> Artikel:
"Presence of animals is important because they do not convert anything into money"
Als ich nach dem finnischen Künstler Veikko Hirvimäki gegoogelt habe, fand sich an erster Stelle ein Wikipedia-Eintrag zu einem anscheinend namensgleichen Künstler, der 1941 geboren war. Sein Vater war also auch schon Künstler, war mein erster Gedanke. Erst nach weiteren Recherchen merkte ich, dass es sich um "meinen" Veikko Hirvimäki handelt. Niemals wäre ich auf die Idee gekommen, dass diese formal (nicht inhaltlich) witzigen, heiteren Arbeiten von einem alten Mann stammen.

[Ein Datenblock]

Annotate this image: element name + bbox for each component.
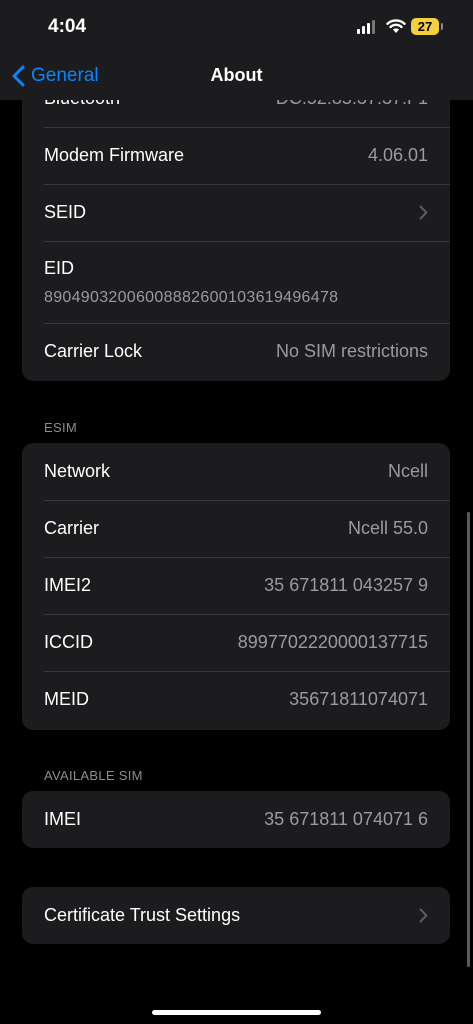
settings-list[interactable]: Bluetooth DC:52:85:37:37:F1 Modem Firmwa… xyxy=(0,100,473,1024)
home-indicator[interactable] xyxy=(152,1010,321,1015)
modem-firmware-label: Modem Firmware xyxy=(44,145,185,165)
seid-row[interactable]: SEID xyxy=(22,184,450,241)
eid-row: EID 89049032006008882600103619496478 xyxy=(22,241,450,323)
iccid-row: ICCID 8997702220000137715 xyxy=(22,614,450,671)
navigation-bar: General About xyxy=(0,52,473,100)
chevron-right-icon xyxy=(419,205,428,220)
meid-label: MEID xyxy=(44,689,89,709)
esim-group: Network Ncell Carrier Ncell 55.0 IMEI2 3… xyxy=(22,443,450,730)
network-row: Network Ncell xyxy=(22,443,450,500)
certificate-trust-settings-label: Certificate Trust Settings xyxy=(44,905,241,925)
bluetooth-value: DC:52:85:37:37:F1 xyxy=(276,100,428,109)
available-sim-section-header: AVAILABLE SIM xyxy=(44,768,143,783)
imei-row: IMEI 35 671811 074071 6 xyxy=(22,791,450,848)
chevron-right-icon xyxy=(419,908,428,923)
iccid-label: ICCID xyxy=(44,632,93,652)
network-label: Network xyxy=(44,461,111,481)
meid-row: MEID 35671811074071 xyxy=(22,671,450,728)
bluetooth-row: Bluetooth DC:52:85:37:37:F1 xyxy=(22,100,450,127)
imei2-row: IMEI2 35 671811 043257 9 xyxy=(22,557,450,614)
imei-label: IMEI xyxy=(44,809,82,829)
imei-value: 35 671811 074071 6 xyxy=(264,809,428,829)
carrier-label: Carrier xyxy=(44,518,100,538)
page-title: About xyxy=(210,65,263,85)
wifi-icon xyxy=(386,19,406,33)
status-bar: 4:04 27 xyxy=(0,0,473,52)
certificate-group: Certificate Trust Settings xyxy=(22,887,450,944)
battery-tip xyxy=(441,23,443,30)
imei2-value: 35 671811 043257 9 xyxy=(264,575,428,595)
seid-label: SEID xyxy=(44,202,87,222)
modem-firmware-value: 4.06.01 xyxy=(367,145,428,165)
battery-icon: 27 xyxy=(411,18,439,35)
eid-label: EID xyxy=(44,257,75,278)
imei2-label: IMEI2 xyxy=(44,575,92,595)
carrier-lock-row: Carrier Lock No SIM restrictions xyxy=(22,323,450,380)
scrollbar[interactable] xyxy=(467,512,470,967)
carrier-row: Carrier Ncell 55.0 xyxy=(22,500,450,557)
device-info-group: Bluetooth DC:52:85:37:37:F1 Modem Firmwa… xyxy=(22,100,450,381)
available-sim-group: IMEI 35 671811 074071 6 xyxy=(22,791,450,848)
carrier-value: Ncell 55.0 xyxy=(347,518,428,538)
bluetooth-label: Bluetooth xyxy=(44,100,120,109)
cellular-signal-icon xyxy=(357,20,377,34)
carrier-lock-value: No SIM restrictions xyxy=(275,341,428,361)
status-time: 4:04 xyxy=(48,16,87,37)
modem-firmware-row: Modem Firmware 4.06.01 xyxy=(22,127,450,184)
meid-value: 35671811074071 xyxy=(289,689,428,709)
esim-section-header: ESIM xyxy=(44,420,77,435)
eid-value: 89049032006008882600103619496478 xyxy=(44,288,339,306)
carrier-lock-label: Carrier Lock xyxy=(44,341,143,361)
network-value: Ncell xyxy=(387,461,428,481)
certificate-trust-settings-row[interactable]: Certificate Trust Settings xyxy=(22,887,450,944)
iccid-value: 8997702220000137715 xyxy=(237,632,428,652)
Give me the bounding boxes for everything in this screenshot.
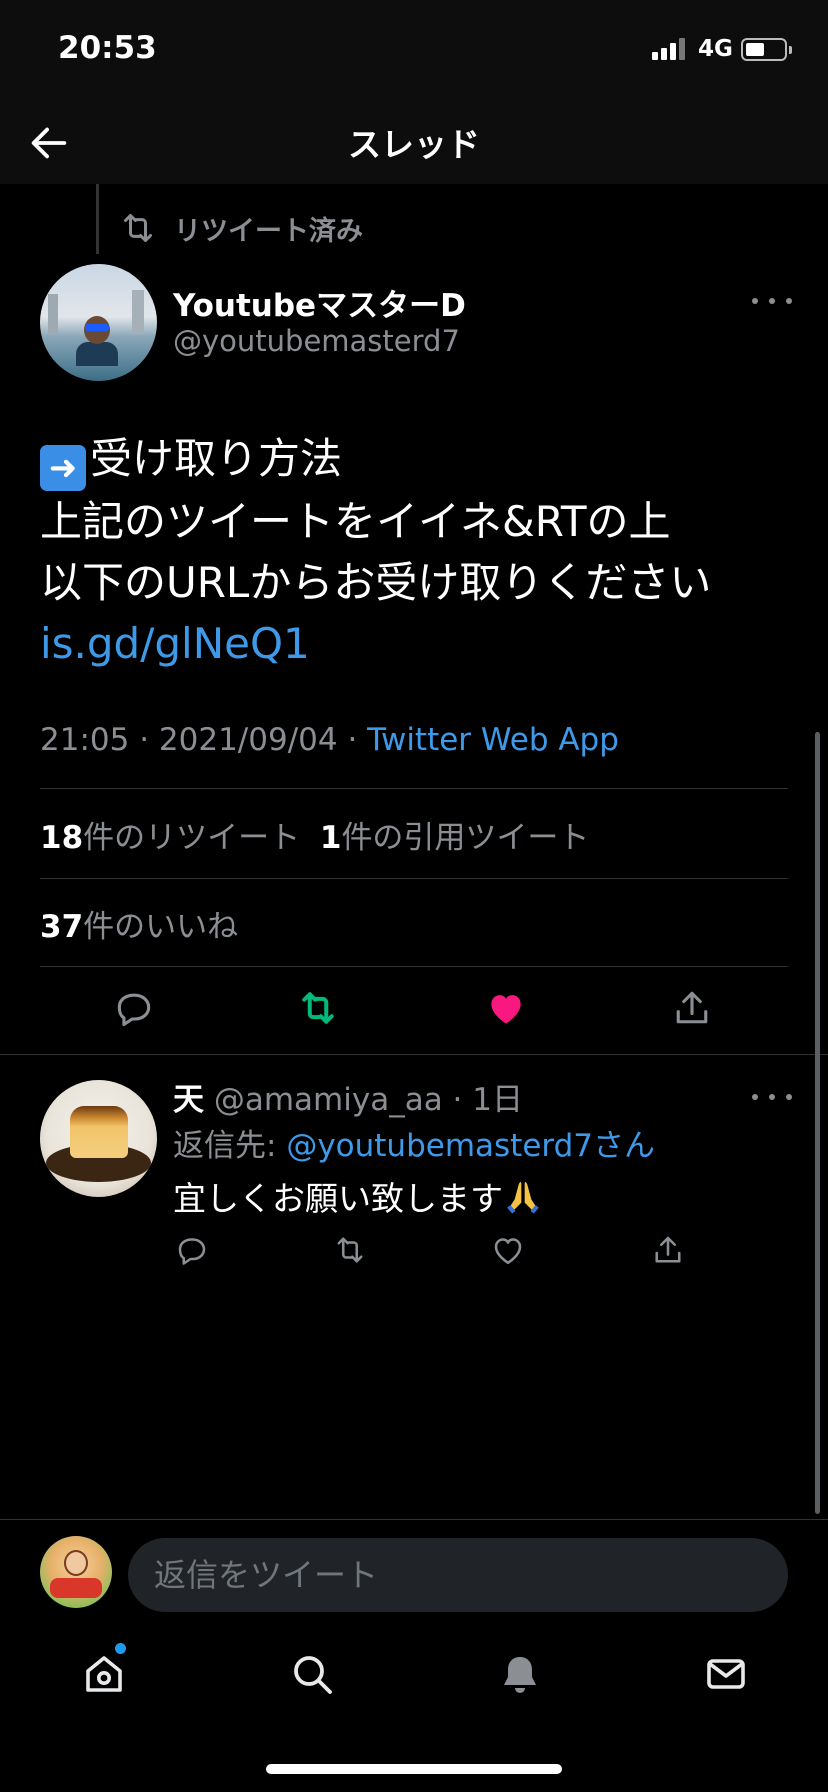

> Gestellte Aufgabe 1:
Fasse den Artikel über Veikko Hirvimäki in zwei Sätzen zusammen.
> Gestellte Aufgabe 2:
Führe den Artikel über Veikko Hirvimäki im Anschluss an seinen letzten Satz weiter.

> Antwort 1:
Bei der Google-Suche nach dem finnischen Künstler Veikko Hirvimäki stieß die schreibende Person zuerst auf einen Wikipedia-Eintrag zu einem 1941 geborenen Künstler gleichen Namens und hielt diesen zunächst für den Vater. Erst weitere Recherchen zeigten, dass es sich um denselben Veikko Hirvimäki handelt, und nie hätte sie vermutet, dass die formal witzigen, heiteren Arbeiten von einem alten Mann stammen.

> Antwort 2:
Veikko Hirvimäki vor "Demonstration" von 2016, Foto: Angel Gil
Veikko Hirvimäki hat vor Jahrzehnten als Maler begonnen, wobei er in unterschiedlichen Stilrichtungen arbeitete. Er wandte sich dann der abstrakten Bronze- und Steinskulptur zu und arbeitete in den 1980er Jahren vor allem für den öffentlichen Raum in Helsinki. Erst mit der Jahrtausendwende begann er mit seinen ausdrucksstarken und liebenswerten Holzskulpturen, die ich Ihnen hier zeige.
Trotz ihres ernsten Themas strahlen seine Tierskulpturen Individualität, Wärme und skurrilen Humor aus. Er porträtiert Tiere, oft mit anthropomorphen Eigenschaften ausgestattet, als ob sie eine stumme Kritik an der menschlichen Dummheit und Hybris üben würden.
Folgende Überlegung des Künstlers geht der tierischen Werkgruppe voraus:
Since decades I woke up wondering if art for art was enough for me. I came to the conclusion that it should include an underneath message. A message which refers to the roots of man, to the time where he had no weapons to disrupt the state of nature.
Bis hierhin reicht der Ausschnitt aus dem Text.